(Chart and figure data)

* start *

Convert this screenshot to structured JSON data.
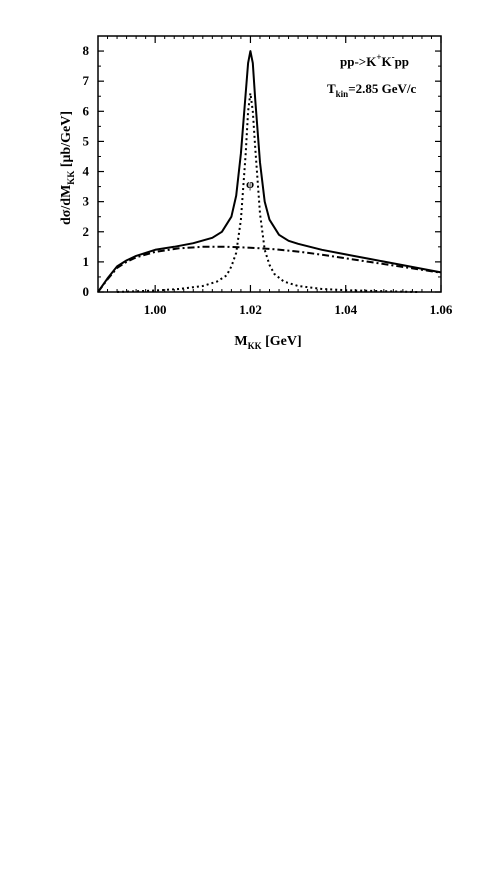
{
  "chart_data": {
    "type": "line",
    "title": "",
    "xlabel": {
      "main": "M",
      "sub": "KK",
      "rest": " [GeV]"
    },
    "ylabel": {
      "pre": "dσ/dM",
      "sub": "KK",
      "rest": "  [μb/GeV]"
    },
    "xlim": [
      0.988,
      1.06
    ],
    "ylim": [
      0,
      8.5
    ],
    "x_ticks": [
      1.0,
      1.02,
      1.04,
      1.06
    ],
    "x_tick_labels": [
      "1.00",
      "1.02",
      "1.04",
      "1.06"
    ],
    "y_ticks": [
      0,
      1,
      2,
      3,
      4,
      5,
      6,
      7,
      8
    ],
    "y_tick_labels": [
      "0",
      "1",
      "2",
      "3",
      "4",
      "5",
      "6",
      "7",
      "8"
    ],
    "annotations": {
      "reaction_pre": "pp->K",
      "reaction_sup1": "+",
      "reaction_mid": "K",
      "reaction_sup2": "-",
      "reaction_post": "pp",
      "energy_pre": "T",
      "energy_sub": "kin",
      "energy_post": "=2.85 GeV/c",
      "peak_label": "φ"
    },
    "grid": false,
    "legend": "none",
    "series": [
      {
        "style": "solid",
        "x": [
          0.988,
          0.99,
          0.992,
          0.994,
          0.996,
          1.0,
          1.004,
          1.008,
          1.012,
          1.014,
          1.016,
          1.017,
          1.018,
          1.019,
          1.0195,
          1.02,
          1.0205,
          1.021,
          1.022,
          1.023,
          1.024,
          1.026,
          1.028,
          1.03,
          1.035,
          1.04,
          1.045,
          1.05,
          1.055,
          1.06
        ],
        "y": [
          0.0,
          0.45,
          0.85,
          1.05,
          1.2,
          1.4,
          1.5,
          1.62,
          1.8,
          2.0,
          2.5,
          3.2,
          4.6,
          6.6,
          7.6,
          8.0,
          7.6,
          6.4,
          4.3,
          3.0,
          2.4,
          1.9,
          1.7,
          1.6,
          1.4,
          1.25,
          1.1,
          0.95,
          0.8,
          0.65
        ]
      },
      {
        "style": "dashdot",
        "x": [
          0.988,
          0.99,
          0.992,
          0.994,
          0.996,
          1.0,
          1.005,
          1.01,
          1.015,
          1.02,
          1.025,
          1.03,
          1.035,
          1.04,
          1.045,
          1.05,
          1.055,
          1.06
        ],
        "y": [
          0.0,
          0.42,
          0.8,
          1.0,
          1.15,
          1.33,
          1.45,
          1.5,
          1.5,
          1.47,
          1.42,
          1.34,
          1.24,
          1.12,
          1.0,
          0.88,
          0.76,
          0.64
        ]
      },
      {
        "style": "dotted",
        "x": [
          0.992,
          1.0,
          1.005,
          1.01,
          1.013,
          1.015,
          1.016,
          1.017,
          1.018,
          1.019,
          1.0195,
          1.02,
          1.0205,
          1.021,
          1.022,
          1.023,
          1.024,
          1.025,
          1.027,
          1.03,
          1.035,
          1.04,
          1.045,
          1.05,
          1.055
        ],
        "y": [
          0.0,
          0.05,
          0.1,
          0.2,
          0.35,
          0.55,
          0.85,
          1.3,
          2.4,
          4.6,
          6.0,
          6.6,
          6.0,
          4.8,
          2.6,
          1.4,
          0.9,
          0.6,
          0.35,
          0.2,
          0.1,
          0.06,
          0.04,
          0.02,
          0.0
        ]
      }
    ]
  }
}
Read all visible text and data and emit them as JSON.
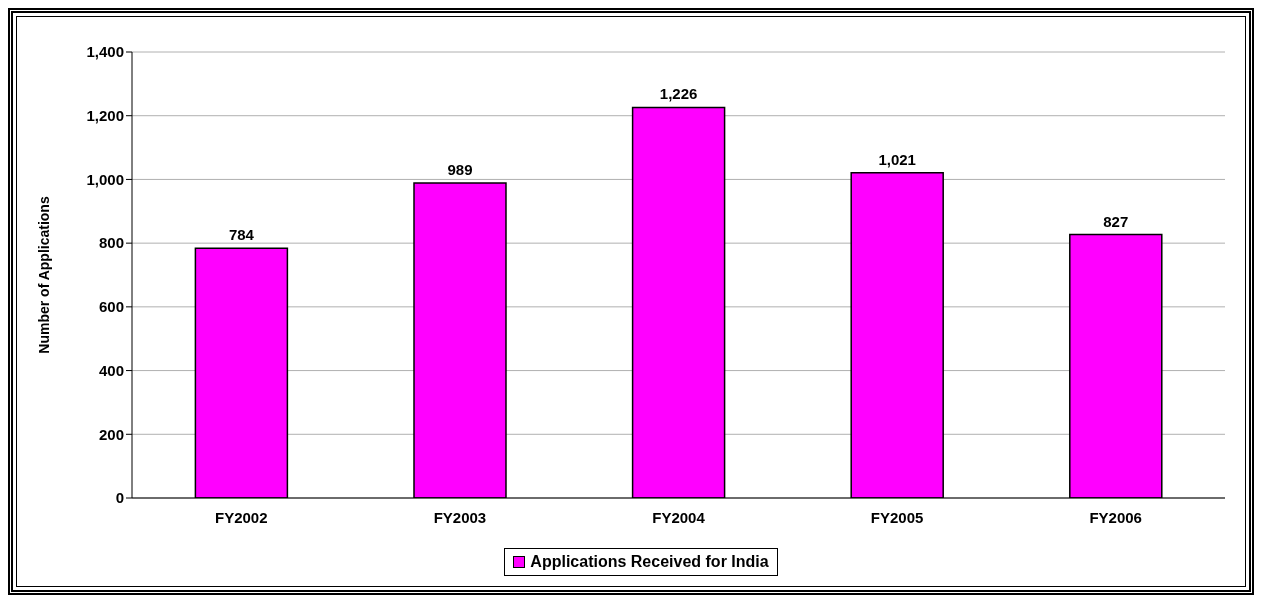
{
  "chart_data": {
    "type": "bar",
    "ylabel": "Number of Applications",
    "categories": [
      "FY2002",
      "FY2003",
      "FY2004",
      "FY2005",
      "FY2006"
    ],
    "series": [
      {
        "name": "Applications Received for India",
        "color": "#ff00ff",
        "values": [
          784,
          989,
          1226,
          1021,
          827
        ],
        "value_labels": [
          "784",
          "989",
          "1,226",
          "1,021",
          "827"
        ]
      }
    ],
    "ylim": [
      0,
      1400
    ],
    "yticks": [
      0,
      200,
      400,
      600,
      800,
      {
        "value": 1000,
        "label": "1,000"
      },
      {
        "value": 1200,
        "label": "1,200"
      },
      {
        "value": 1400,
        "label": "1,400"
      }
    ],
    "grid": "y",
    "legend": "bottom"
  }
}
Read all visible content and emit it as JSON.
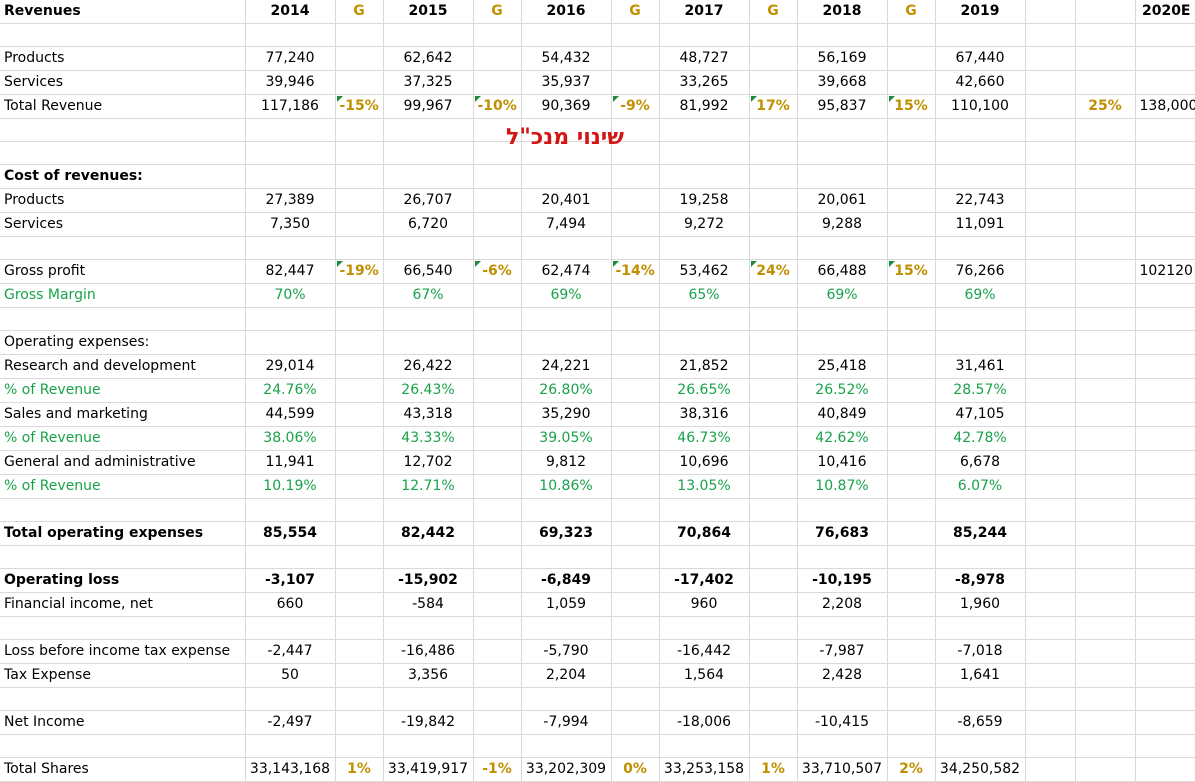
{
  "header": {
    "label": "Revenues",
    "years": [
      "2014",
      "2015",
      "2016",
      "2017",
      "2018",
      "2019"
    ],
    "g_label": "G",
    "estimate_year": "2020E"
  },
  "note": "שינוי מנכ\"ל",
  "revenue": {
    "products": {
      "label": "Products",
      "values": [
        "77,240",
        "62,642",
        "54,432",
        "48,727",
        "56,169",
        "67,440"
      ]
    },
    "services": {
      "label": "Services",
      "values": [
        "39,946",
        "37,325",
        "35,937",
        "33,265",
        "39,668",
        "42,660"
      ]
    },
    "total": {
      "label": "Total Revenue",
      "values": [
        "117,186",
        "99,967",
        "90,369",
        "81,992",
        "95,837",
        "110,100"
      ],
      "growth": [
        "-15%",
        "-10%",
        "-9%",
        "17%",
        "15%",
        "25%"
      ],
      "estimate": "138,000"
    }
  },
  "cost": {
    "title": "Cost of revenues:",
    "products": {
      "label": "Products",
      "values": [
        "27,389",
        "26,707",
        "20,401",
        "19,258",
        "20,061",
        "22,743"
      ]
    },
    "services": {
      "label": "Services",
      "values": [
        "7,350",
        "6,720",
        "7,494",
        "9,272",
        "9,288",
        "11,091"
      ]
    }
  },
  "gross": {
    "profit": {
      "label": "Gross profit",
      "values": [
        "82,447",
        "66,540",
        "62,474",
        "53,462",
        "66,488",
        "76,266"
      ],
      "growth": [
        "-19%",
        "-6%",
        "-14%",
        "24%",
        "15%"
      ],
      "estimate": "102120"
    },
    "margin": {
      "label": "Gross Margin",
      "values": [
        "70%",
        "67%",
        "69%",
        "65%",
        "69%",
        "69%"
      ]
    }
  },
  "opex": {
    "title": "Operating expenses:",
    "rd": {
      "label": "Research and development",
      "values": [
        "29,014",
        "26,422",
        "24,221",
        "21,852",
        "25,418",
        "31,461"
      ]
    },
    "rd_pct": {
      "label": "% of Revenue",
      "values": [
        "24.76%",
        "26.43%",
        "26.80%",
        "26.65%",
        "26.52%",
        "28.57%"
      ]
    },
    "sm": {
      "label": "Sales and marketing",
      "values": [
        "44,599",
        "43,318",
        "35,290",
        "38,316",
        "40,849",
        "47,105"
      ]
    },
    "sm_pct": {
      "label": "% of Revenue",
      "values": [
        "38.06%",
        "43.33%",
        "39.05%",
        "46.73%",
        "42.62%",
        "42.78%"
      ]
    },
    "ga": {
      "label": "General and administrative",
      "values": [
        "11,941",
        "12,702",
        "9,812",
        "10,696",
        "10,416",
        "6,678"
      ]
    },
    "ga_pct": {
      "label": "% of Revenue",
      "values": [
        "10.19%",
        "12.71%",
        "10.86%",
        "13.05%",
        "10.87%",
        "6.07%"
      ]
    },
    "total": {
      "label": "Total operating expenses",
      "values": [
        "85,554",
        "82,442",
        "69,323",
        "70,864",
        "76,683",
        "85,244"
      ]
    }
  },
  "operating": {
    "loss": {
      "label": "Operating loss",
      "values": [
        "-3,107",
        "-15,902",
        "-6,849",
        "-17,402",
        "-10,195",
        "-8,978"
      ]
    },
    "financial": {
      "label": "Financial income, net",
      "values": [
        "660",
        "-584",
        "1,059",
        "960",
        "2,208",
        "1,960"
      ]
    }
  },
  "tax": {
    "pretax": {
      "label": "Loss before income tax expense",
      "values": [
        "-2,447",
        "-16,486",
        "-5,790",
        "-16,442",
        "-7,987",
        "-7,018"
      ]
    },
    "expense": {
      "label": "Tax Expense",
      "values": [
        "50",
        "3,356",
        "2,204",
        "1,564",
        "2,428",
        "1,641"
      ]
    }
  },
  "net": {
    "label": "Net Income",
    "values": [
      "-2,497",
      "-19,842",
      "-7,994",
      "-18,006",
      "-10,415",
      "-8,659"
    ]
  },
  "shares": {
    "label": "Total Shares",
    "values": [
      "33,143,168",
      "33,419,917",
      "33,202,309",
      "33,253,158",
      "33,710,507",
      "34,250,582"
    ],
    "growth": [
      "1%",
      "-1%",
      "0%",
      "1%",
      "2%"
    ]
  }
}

* end *

Set exercise – Across the records above, count the lines holding "ylabel" and reply with that number alone.

Full response – 2